What is the number of lines holding the word "JSON"? Give that number alone.

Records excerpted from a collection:
··········
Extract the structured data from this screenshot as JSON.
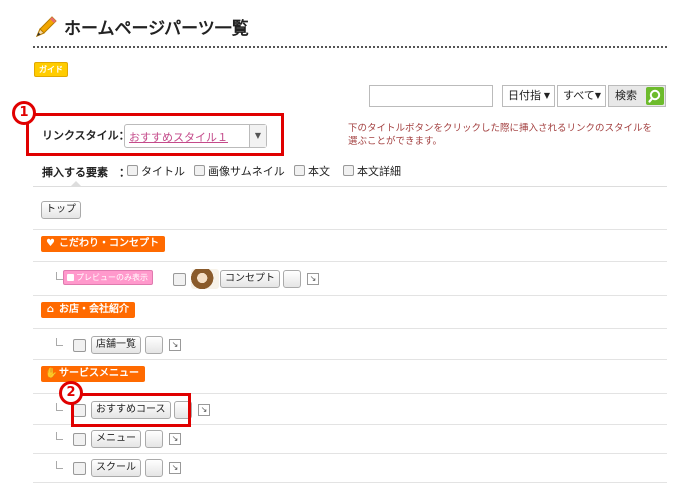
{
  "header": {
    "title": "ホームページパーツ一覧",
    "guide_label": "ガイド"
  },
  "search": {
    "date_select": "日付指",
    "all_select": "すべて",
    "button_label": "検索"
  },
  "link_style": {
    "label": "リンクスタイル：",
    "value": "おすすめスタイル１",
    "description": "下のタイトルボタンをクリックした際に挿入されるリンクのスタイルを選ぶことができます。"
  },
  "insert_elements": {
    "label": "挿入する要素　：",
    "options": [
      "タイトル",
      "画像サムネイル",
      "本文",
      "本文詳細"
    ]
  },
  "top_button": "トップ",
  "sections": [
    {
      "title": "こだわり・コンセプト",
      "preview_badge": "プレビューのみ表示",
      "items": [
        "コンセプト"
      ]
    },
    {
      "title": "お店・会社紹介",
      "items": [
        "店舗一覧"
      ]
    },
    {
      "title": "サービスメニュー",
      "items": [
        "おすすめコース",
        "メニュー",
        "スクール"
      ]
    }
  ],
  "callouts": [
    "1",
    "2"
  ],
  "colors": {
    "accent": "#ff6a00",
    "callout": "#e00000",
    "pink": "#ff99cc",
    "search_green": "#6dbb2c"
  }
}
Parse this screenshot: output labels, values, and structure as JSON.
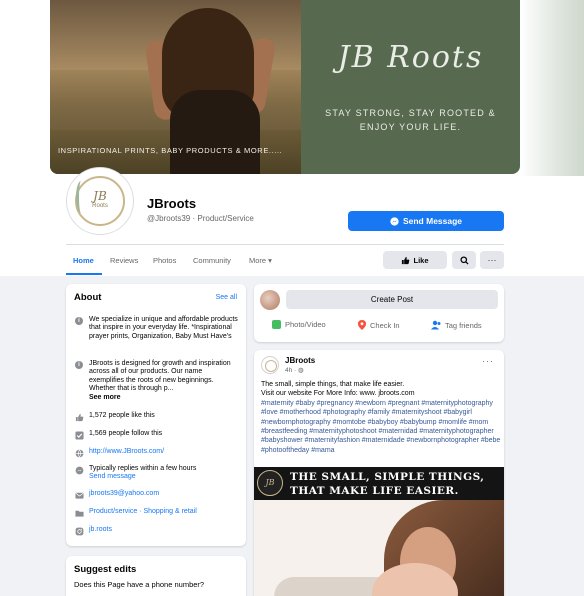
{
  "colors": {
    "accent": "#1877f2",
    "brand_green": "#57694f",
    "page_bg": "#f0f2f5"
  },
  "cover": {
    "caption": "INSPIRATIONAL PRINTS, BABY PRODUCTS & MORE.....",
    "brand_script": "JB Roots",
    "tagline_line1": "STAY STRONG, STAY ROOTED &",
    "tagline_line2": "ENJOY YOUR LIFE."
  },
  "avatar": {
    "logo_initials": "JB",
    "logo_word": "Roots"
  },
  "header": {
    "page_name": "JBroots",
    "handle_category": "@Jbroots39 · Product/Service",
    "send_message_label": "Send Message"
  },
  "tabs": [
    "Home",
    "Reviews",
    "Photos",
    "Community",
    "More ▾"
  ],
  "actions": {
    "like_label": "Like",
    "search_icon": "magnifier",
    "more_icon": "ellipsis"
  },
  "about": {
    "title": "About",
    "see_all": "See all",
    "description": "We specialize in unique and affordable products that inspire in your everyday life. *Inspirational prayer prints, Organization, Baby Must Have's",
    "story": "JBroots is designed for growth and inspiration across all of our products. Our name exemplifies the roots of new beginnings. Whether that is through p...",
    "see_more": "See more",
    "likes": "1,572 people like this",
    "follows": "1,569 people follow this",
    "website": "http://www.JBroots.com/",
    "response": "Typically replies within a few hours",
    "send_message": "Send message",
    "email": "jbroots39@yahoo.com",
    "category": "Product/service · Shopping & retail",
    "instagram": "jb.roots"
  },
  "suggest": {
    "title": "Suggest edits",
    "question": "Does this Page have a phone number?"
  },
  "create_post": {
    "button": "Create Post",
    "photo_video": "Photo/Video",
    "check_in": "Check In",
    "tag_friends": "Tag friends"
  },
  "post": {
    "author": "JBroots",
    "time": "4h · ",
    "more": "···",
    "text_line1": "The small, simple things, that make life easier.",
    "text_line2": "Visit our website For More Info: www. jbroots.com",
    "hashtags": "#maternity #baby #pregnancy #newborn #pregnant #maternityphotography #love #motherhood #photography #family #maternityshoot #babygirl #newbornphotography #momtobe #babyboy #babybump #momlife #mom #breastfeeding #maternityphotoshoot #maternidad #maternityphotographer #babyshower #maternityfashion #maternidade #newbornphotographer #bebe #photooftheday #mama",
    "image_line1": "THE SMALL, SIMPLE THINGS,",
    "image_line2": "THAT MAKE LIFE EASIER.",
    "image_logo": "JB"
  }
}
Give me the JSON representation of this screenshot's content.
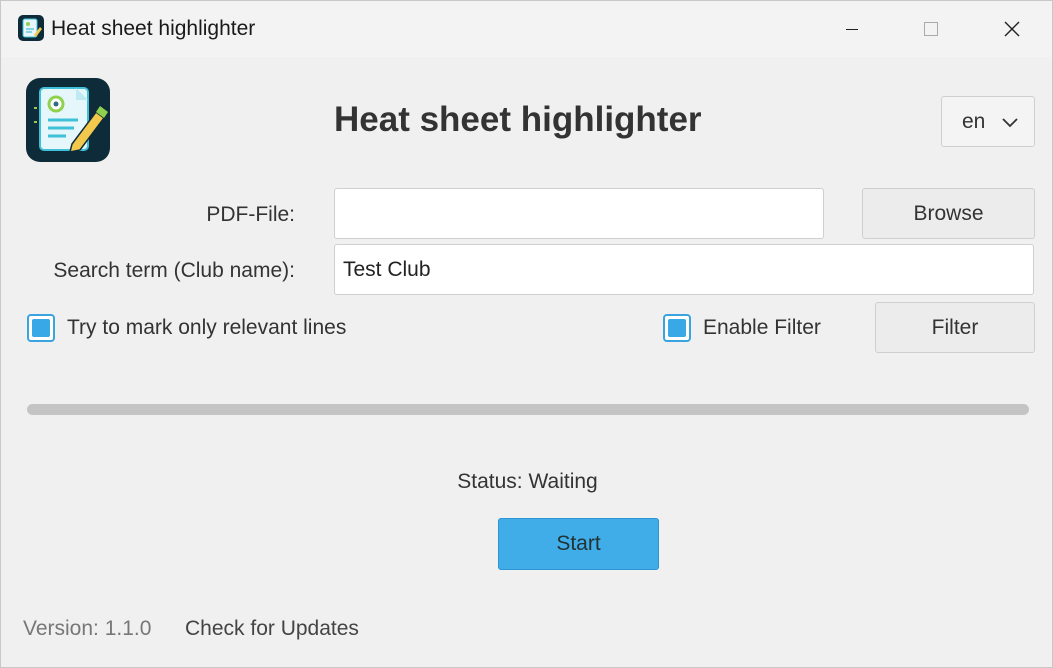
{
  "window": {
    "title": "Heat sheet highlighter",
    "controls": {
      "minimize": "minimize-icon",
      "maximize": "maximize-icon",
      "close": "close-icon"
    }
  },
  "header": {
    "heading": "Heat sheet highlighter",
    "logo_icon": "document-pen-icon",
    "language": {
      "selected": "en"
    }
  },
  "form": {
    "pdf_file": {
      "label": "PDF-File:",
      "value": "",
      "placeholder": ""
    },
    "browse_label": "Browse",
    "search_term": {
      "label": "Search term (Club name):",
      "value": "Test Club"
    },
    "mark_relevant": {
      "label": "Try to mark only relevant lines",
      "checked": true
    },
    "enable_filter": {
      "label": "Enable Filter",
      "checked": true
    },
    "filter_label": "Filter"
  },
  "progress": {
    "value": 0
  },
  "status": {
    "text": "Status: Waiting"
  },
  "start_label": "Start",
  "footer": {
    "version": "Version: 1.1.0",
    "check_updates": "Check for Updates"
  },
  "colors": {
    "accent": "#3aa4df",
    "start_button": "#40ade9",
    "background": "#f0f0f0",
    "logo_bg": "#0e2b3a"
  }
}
··········
▶ _RESULT_
3